DOCUMENT SECTION |
Finding a good library for performing those tasks can be somewhat more
difficult. For this reason, I (like many before me) scratched an itch and
wrote my own with an emphasis on being easy to understand and fast for the
most common operations.
For context, a previous version of this library was up for inclusion in
python 3.1, see issue 3959 [1] for more information.
Rationale:
ipaddr was designed with the goal of abstracting out as much of the common
functionality as possible. As mentioned earlier, the similarities between
addresses and networks, IPV6 and IPV4 allows much code to be reused since
python allows for easy (and clean) multiple inheritance. Methods which are
specific to IPV4 or IPV6, addresses or networks are inherited from
appropriately named classes (Basev4, Basev6, BaseNet, BaseIP, etc) to
provide the full functionality of IPv4Address, IPv4Network, IPv6Address and
IPv6Network.

MATERIAL |
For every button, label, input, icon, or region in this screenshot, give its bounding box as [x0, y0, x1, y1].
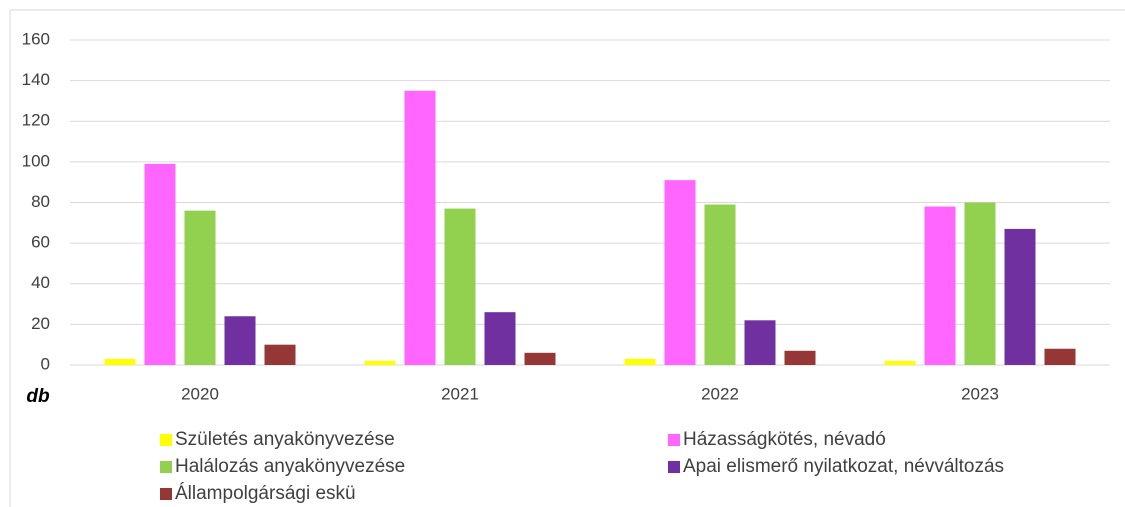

TO BE DONE | Transcribe the ipaddr library text in full, word for word. The material comes from a separate, unrelated source.

EXERCISE OUTPUT |
Finding a good library for performing those tasks can be somewhat more
difficult. For this reason, I (like many before me) scratched an itch and
wrote my own with an emphasis on being easy to understand and fast for the
most common operations.
For context, a previous version of this library was up for inclusion in
python 3.1, see issue 3959 [1] for more information.
Rationale:
ipaddr was designed with the goal of abstracting out as much of the common
functionality as possible. As mentioned earlier, the similarities between
addresses and networks, IPV6 and IPV4 allows much code to be reused since
python allows for easy (and clean) multiple inheritance. Methods which are
specific to IPV4 or IPV6, addresses or networks are inherited from
appropriately named classes (Basev4, Basev6, BaseNet, BaseIP, etc) to
provide the full functionality of IPv4Address, IPv4Network, IPv6Address and
IPv6Network.